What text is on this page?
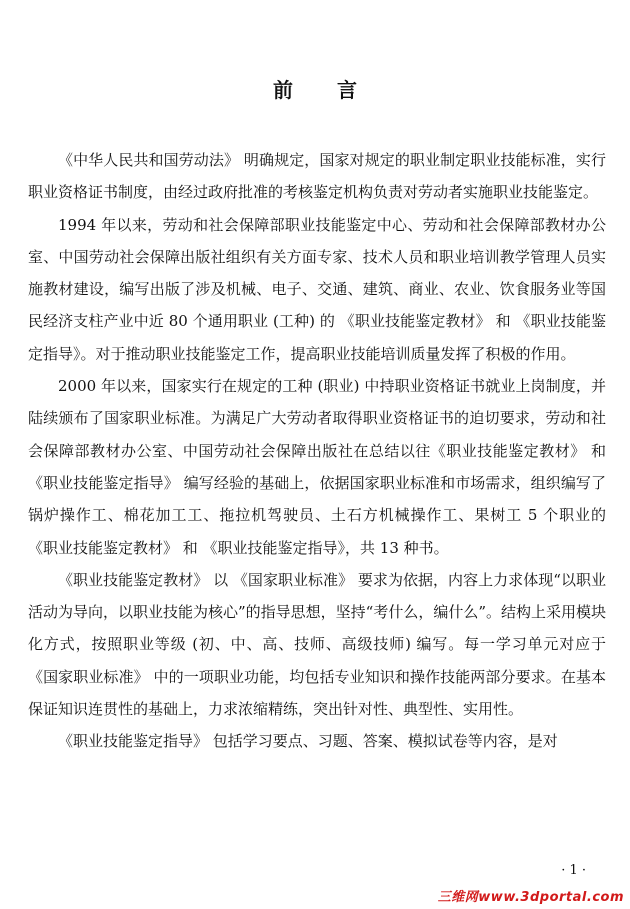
前言

《中华人民共和国劳动法》 明确规定，国家对规定的职业制定职业技能标准，实行职业资格证书制度，由经过政府批准的考核鉴定机构负责对劳动者实施职业技能鉴定。

1994 年以来，劳动和社会保障部职业技能鉴定中心、劳动和社会保障部教材办公室、中国劳动社会保障出版社组织有关方面专家、技术人员和职业培训教学管理人员实施教材建设，编写出版了涉及机械、电子、交通、建筑、商业、农业、饮食服务业等国民经济支柱产业中近 80 个通用职业 (工种) 的 《职业技能鉴定教材》 和 《职业技能鉴定指导》。对于推动职业技能鉴定工作，提高职业技能培训质量发挥了积极的作用。

2000 年以来，国家实行在规定的工种 (职业) 中持职业资格证书就业上岗制度，并陆续颁布了国家职业标准。为满足广大劳动者取得职业资格证书的迫切要求，劳动和社会保障部教材办公室、中国劳动社会保障出版社在总结以往《职业技能鉴定教材》 和 《职业技能鉴定指导》 编写经验的基础上，依据国家职业标准和市场需求，组织编写了锅炉操作工、棉花加工工、拖拉机驾驶员、土石方机械操作工、果树工 5 个职业的 《职业技能鉴定教材》 和 《职业技能鉴定指导》，共 13 种书。

《职业技能鉴定教材》 以 《国家职业标准》 要求为依据，内容上力求体现“以职业活动为导向，以职业技能为核心”的指导思想，坚持“考什么，编什么”。结构上采用模块化方式，按照职业等级 (初、中、高、技师、高级技师) 编写。每一学习单元对应于 《国家职业标准》 中的一项职业功能，均包括专业知识和操作技能两部分要求。在基本保证知识连贯性的基础上，力求浓缩精练，突出针对性、典型性、实用性。

《职业技能鉴定指导》 包括学习要点、习题、答案、模拟试卷等内容，是对

· 1 ·
三维网www.3dportal.com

##########

**THE EXERCISE**
Output an exact copy of the material, with the pictures removed.

**ANSWER IN FULL**
What text is on this page?
前言

《中华人民共和国劳动法》 明确规定，国家对规定的职业制定职业技能标准，实行职业资格证书制度，由经过政府批准的考核鉴定机构负责对劳动者实施职业技能鉴定。

1994 年以来，劳动和社会保障部职业技能鉴定中心、劳动和社会保障部教材办公室、中国劳动社会保障出版社组织有关方面专家、技术人员和职业培训教学管理人员实施教材建设，编写出版了涉及机械、电子、交通、建筑、商业、农业、饮食服务业等国民经济支柱产业中近 80 个通用职业 (工种) 的 《职业技能鉴定教材》 和 《职业技能鉴定指导》。对于推动职业技能鉴定工作，提高职业技能培训质量发挥了积极的作用。

2000 年以来，国家实行在规定的工种 (职业) 中持职业资格证书就业上岗制度，并陆续颁布了国家职业标准。为满足广大劳动者取得职业资格证书的迫切要求，劳动和社会保障部教材办公室、中国劳动社会保障出版社在总结以往《职业技能鉴定教材》 和 《职业技能鉴定指导》 编写经验的基础上，依据国家职业标准和市场需求，组织编写了锅炉操作工、棉花加工工、拖拉机驾驶员、土石方机械操作工、果树工 5 个职业的 《职业技能鉴定教材》 和 《职业技能鉴定指导》，共 13 种书。

《职业技能鉴定教材》 以 《国家职业标准》 要求为依据，内容上力求体现“以职业活动为导向，以职业技能为核心”的指导思想，坚持“考什么，编什么”。结构上采用模块化方式，按照职业等级 (初、中、高、技师、高级技师) 编写。每一学习单元对应于 《国家职业标准》 中的一项职业功能，均包括专业知识和操作技能两部分要求。在基本保证知识连贯性的基础上，力求浓缩精练，突出针对性、典型性、实用性。

《职业技能鉴定指导》 包括学习要点、习题、答案、模拟试卷等内容，是对

· 1 ·
三维网www.3dportal.com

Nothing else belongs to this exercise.